(The problem): Of all the lines in the data below, how many contain "вместе"? Report that number alone.

(Record set):
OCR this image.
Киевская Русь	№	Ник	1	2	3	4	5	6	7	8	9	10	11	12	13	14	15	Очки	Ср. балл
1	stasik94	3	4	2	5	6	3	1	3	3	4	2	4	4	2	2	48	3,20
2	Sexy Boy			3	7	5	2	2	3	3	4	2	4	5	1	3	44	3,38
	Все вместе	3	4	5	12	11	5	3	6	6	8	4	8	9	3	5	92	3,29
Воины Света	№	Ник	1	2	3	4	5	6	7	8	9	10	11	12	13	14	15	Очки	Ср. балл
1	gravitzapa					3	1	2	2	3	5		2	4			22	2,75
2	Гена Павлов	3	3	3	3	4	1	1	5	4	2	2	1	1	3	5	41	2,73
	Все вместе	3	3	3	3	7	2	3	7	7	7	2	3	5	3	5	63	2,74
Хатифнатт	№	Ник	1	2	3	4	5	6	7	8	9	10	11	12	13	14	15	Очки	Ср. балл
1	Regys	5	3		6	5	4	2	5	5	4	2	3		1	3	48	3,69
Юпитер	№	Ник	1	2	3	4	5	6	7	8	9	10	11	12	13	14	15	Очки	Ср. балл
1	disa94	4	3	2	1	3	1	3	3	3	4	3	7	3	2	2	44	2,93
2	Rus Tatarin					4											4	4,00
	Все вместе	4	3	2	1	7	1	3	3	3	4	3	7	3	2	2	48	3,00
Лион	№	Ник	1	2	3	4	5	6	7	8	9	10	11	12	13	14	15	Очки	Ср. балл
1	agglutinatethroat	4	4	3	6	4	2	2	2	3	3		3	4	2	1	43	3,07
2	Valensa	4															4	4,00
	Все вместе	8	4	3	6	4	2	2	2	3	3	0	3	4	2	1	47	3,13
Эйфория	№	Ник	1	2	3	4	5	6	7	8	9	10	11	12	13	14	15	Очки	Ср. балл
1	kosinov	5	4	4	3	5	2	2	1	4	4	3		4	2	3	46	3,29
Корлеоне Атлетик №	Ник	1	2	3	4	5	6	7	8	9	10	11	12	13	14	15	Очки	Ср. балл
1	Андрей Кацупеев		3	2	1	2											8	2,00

(Solution for this problem): 4